What the exercise asks
Return each line holding the string "subtitle".
= = =
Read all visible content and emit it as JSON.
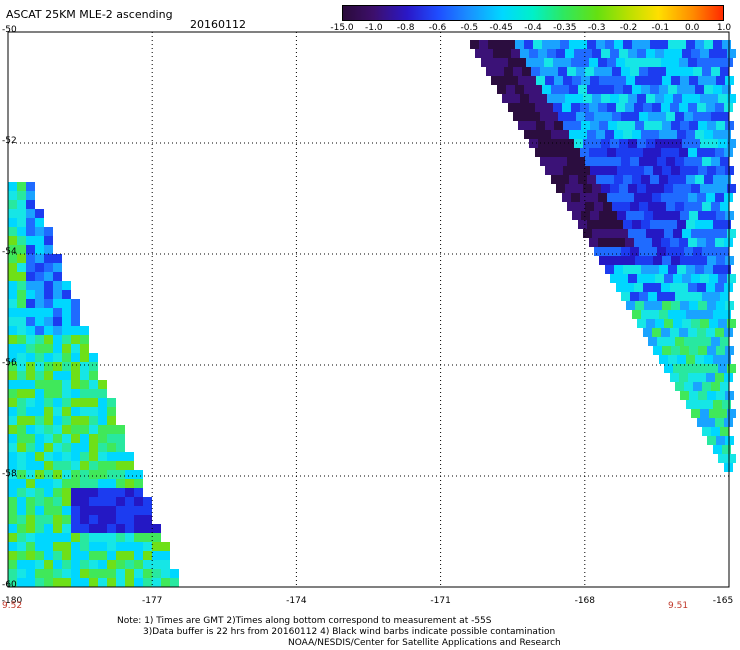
{
  "header": {
    "title": "ASCAT 25KM MLE-2 ascending",
    "date": "20160112"
  },
  "colorbar": {
    "labels": [
      "-15.0",
      "-1.0",
      "-0.8",
      "-0.6",
      "-0.5",
      "-0.45",
      "-0.4",
      "-0.35",
      "-0.3",
      "-0.2",
      "-0.1",
      "0.0",
      "1.0"
    ],
    "colors": [
      "#2a0b3a",
      "#3d0f6b",
      "#2a18c8",
      "#1f4dff",
      "#1a8fff",
      "#00d8ff",
      "#00f0c8",
      "#2ee860",
      "#66e010",
      "#b8e000",
      "#ffdf00",
      "#ff8c00",
      "#ff2a00"
    ]
  },
  "axes": {
    "lat_labels": [
      "-50",
      "-52",
      "-54",
      "-56",
      "-58",
      "-60"
    ],
    "lon_labels": [
      "-180",
      "-177",
      "-174",
      "-171",
      "-168",
      "-165"
    ],
    "time_left": "9.52",
    "time_right": "9.51"
  },
  "notes": {
    "line1": "Note: 1) Times are GMT 2)Times along bottom correspond to measurement at -55S",
    "line2": "3)Data buffer is 22 hrs from 20160112 4) Black wind barbs indicate possible contamination",
    "line3": "NOAA/NESDIS/Center for Satellite Applications and Research"
  }
}
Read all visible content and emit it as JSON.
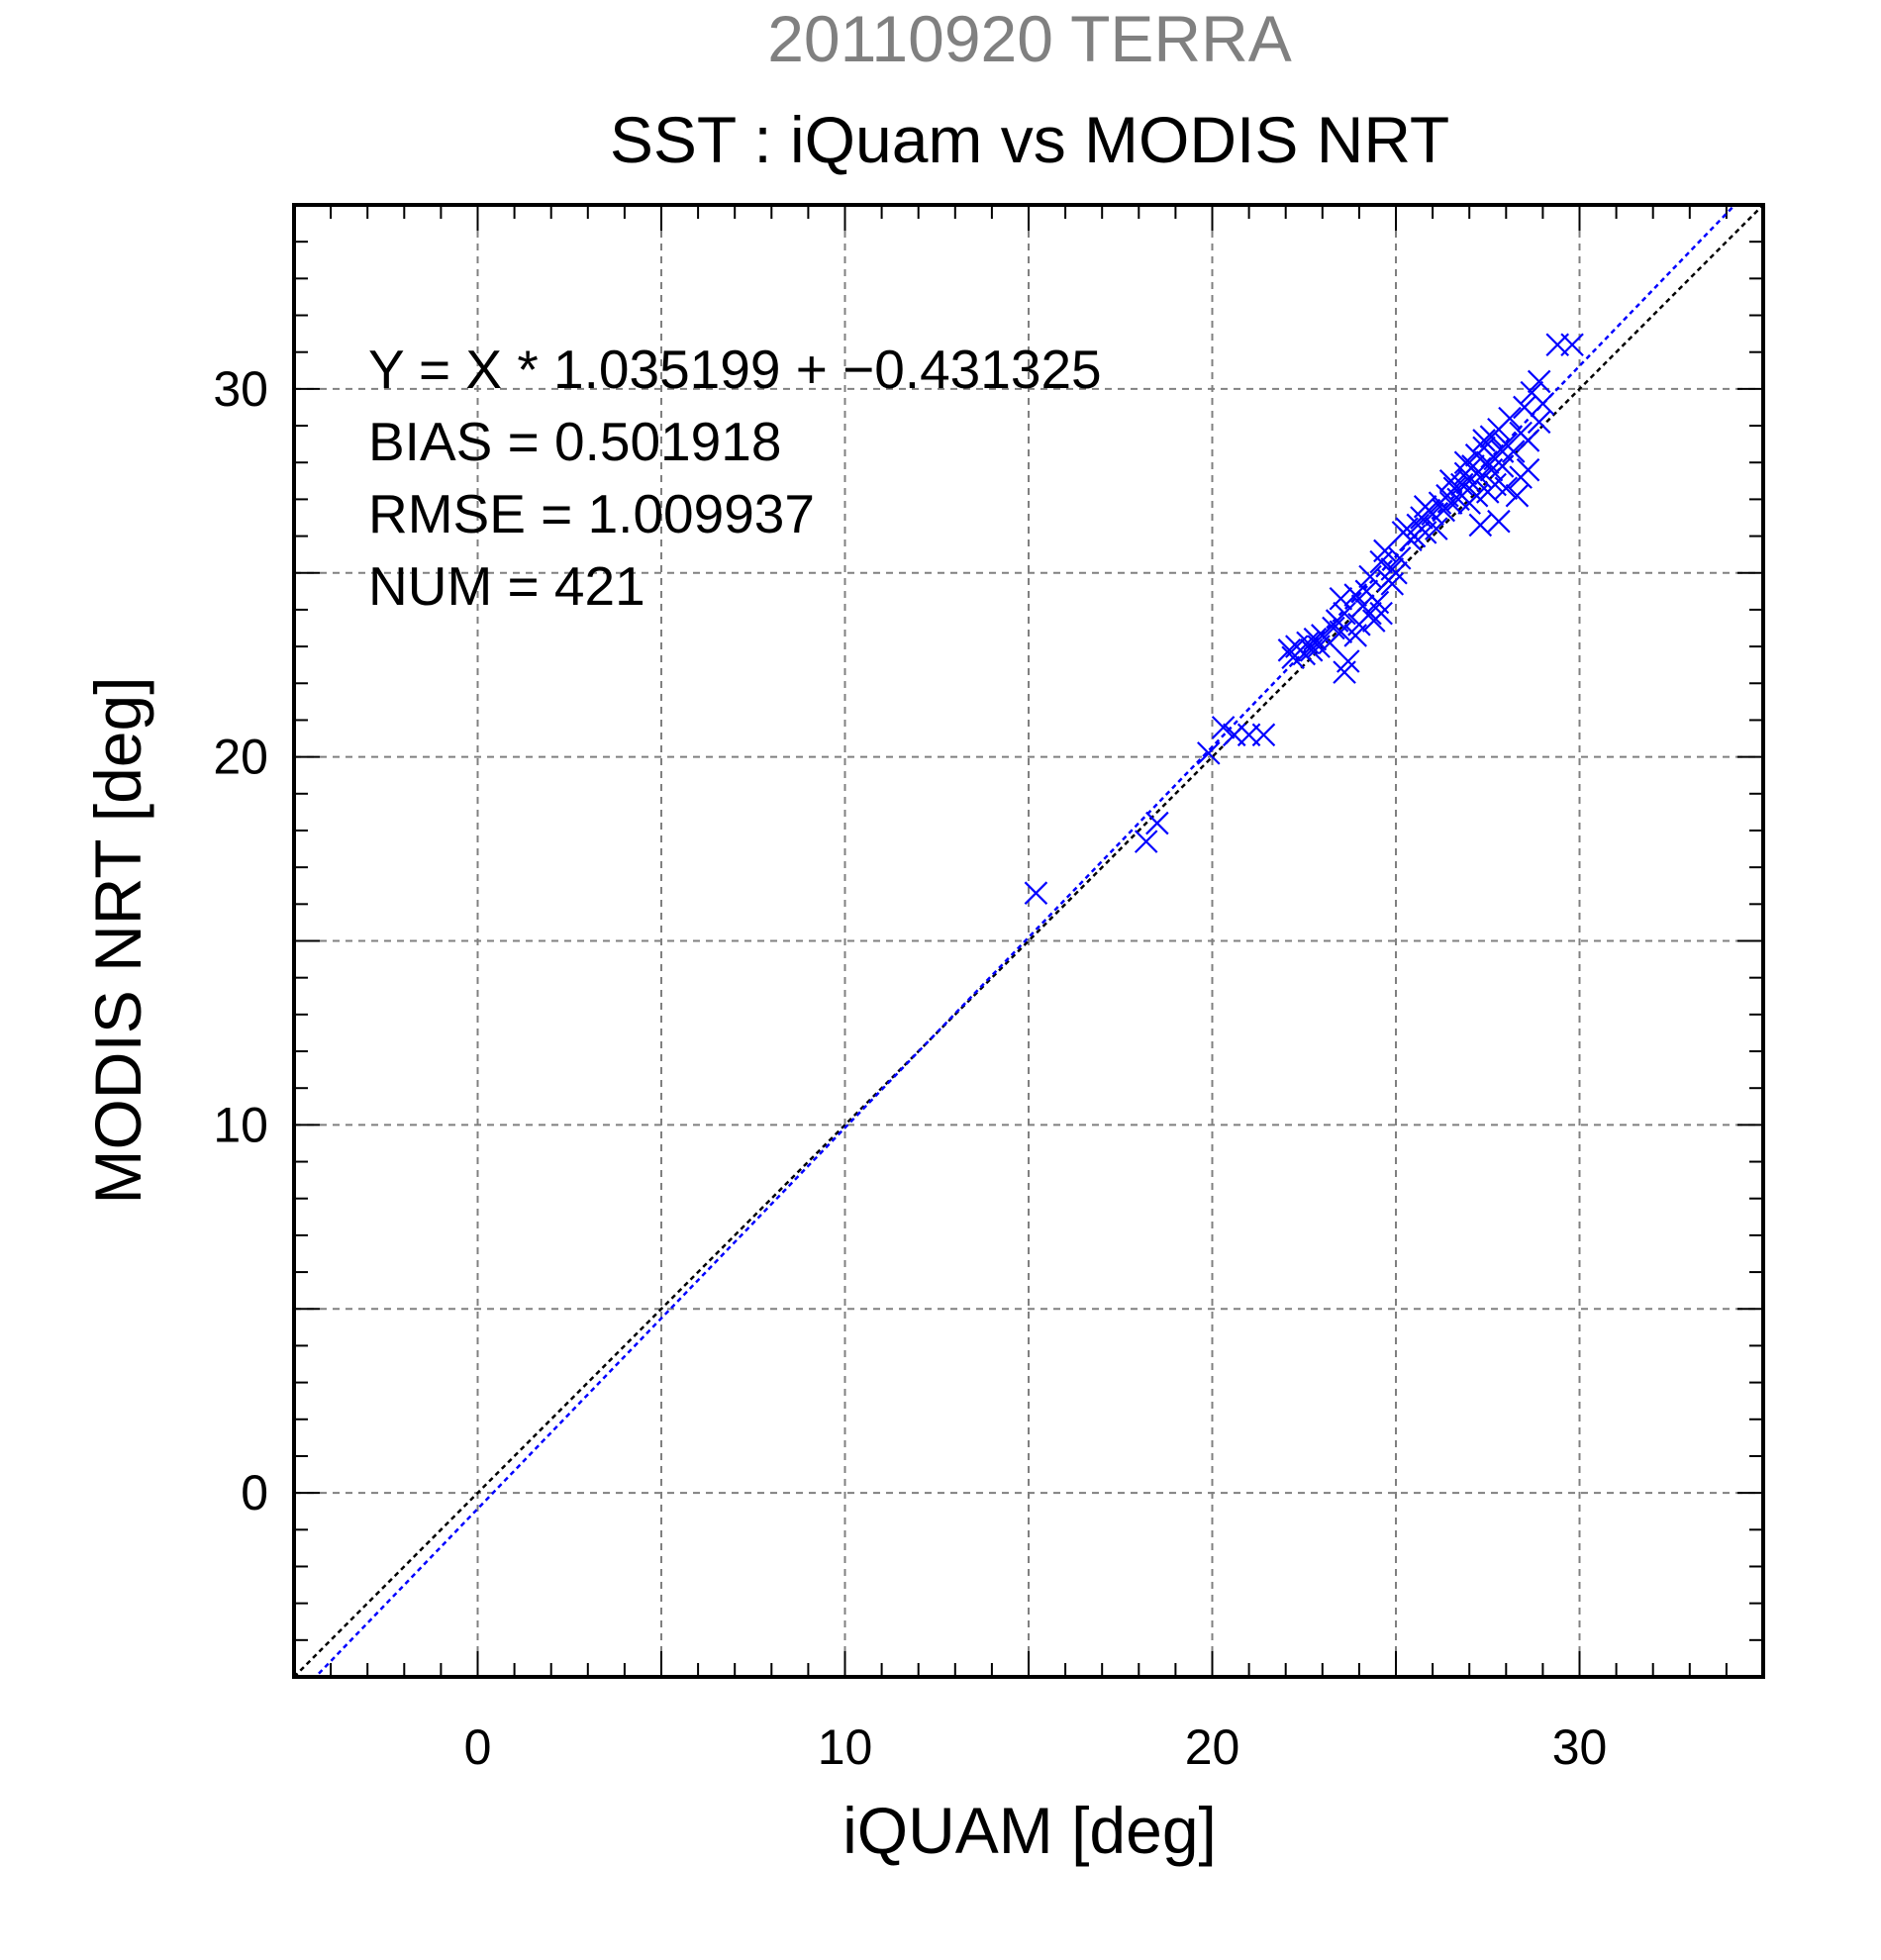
{
  "chart_data": {
    "type": "scatter",
    "title": "SST : iQuam vs MODIS NRT",
    "subtitle": "20110920 TERRA",
    "xlabel": "iQUAM [deg]",
    "ylabel": "MODIS NRT [deg]",
    "xlim": [
      -5,
      35
    ],
    "ylim": [
      -5,
      35
    ],
    "xticks": [
      0,
      10,
      20,
      30
    ],
    "yticks": [
      0,
      10,
      20,
      30
    ],
    "grid": true,
    "annotations": [
      "Y = X * 1.035199 + −0.431325",
      "BIAS = 0.501918",
      "RMSE = 1.009937",
      "NUM = 421"
    ],
    "colors": {
      "points": "#0000ff",
      "fit_line": "#0000ff",
      "identity_line": "#000000",
      "subtitle": "#808080",
      "grid": "#808080"
    },
    "fit": {
      "slope": 1.035199,
      "intercept": -0.431325
    },
    "identity": {
      "slope": 1,
      "intercept": 0
    },
    "series": [
      {
        "marker": "x",
        "points": [
          [
            15.2,
            16.3
          ],
          [
            18.2,
            17.7
          ],
          [
            18.5,
            18.2
          ],
          [
            19.9,
            20.1
          ],
          [
            20.3,
            20.8
          ],
          [
            20.6,
            20.6
          ],
          [
            21.0,
            20.6
          ],
          [
            21.4,
            20.6
          ],
          [
            22.1,
            22.9
          ],
          [
            22.2,
            22.7
          ],
          [
            22.3,
            23.0
          ],
          [
            22.5,
            22.8
          ],
          [
            22.6,
            23.1
          ],
          [
            22.7,
            22.9
          ],
          [
            22.8,
            23.2
          ],
          [
            22.9,
            23.0
          ],
          [
            23.0,
            23.3
          ],
          [
            23.2,
            23.1
          ],
          [
            23.3,
            23.5
          ],
          [
            23.4,
            23.7
          ],
          [
            23.5,
            23.4
          ],
          [
            23.6,
            23.9
          ],
          [
            23.5,
            24.3
          ],
          [
            23.7,
            22.6
          ],
          [
            23.6,
            22.3
          ],
          [
            23.9,
            23.3
          ],
          [
            24.0,
            23.6
          ],
          [
            24.1,
            24.1
          ],
          [
            24.2,
            24.5
          ],
          [
            24.3,
            24.9
          ],
          [
            24.3,
            23.9
          ],
          [
            24.4,
            23.7
          ],
          [
            24.5,
            24.2
          ],
          [
            24.6,
            25.3
          ],
          [
            24.7,
            25.6
          ],
          [
            24.8,
            24.8
          ],
          [
            24.9,
            25.1
          ],
          [
            25.0,
            25.0
          ],
          [
            25.1,
            25.4
          ],
          [
            25.2,
            26.1
          ],
          [
            25.3,
            26.2
          ],
          [
            25.4,
            25.9
          ],
          [
            25.5,
            26.0
          ],
          [
            25.6,
            26.3
          ],
          [
            25.7,
            26.5
          ],
          [
            25.8,
            26.1
          ],
          [
            25.9,
            26.7
          ],
          [
            26.0,
            26.6
          ],
          [
            26.1,
            26.2
          ],
          [
            26.2,
            26.9
          ],
          [
            26.3,
            26.7
          ],
          [
            26.4,
            27.1
          ],
          [
            26.5,
            26.9
          ],
          [
            26.6,
            27.3
          ],
          [
            26.7,
            27.0
          ],
          [
            26.8,
            27.4
          ],
          [
            26.9,
            27.7
          ],
          [
            27.0,
            27.5
          ],
          [
            27.0,
            26.9
          ],
          [
            27.1,
            27.9
          ],
          [
            27.2,
            28.2
          ],
          [
            27.3,
            27.6
          ],
          [
            27.3,
            26.3
          ],
          [
            27.4,
            28.4
          ],
          [
            27.5,
            28.0
          ],
          [
            27.5,
            27.2
          ],
          [
            27.6,
            28.7
          ],
          [
            27.7,
            28.1
          ],
          [
            27.7,
            27.4
          ],
          [
            27.8,
            28.9
          ],
          [
            27.8,
            26.4
          ],
          [
            27.9,
            27.9
          ],
          [
            28.0,
            28.5
          ],
          [
            28.0,
            27.3
          ],
          [
            28.1,
            29.2
          ],
          [
            28.2,
            28.3
          ],
          [
            28.3,
            27.1
          ],
          [
            28.4,
            28.8
          ],
          [
            28.5,
            29.5
          ],
          [
            28.6,
            28.6
          ],
          [
            28.7,
            29.9
          ],
          [
            28.9,
            30.2
          ],
          [
            29.0,
            29.6
          ],
          [
            29.4,
            31.2
          ],
          [
            29.8,
            31.2
          ],
          [
            28.9,
            29.1
          ],
          [
            28.6,
            27.8
          ],
          [
            28.4,
            27.6
          ],
          [
            27.4,
            28.6
          ],
          [
            27.2,
            27.1
          ],
          [
            26.9,
            28.0
          ],
          [
            27.6,
            27.8
          ],
          [
            27.9,
            28.3
          ],
          [
            26.5,
            27.5
          ],
          [
            25.8,
            26.8
          ],
          [
            24.9,
            24.7
          ],
          [
            24.6,
            23.9
          ],
          [
            23.9,
            24.4
          ]
        ]
      }
    ]
  }
}
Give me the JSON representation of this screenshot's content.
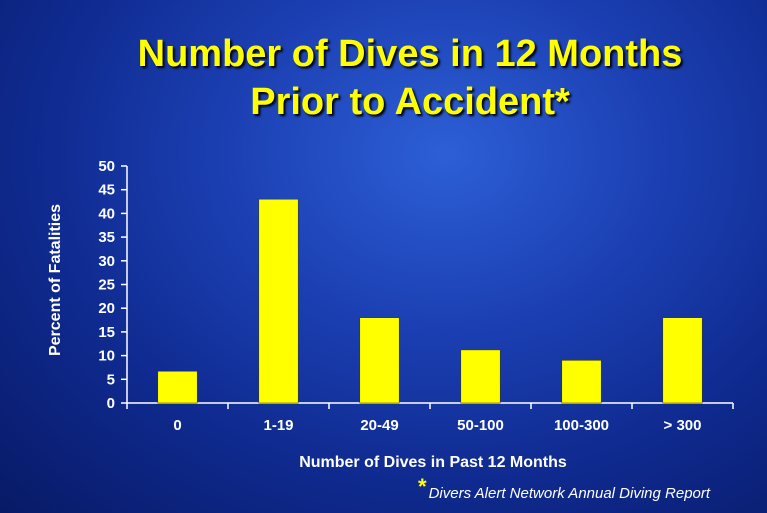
= = =
Exercise response
    "subtitle": "20110920 TERRA",
      "subtitle": "#808080",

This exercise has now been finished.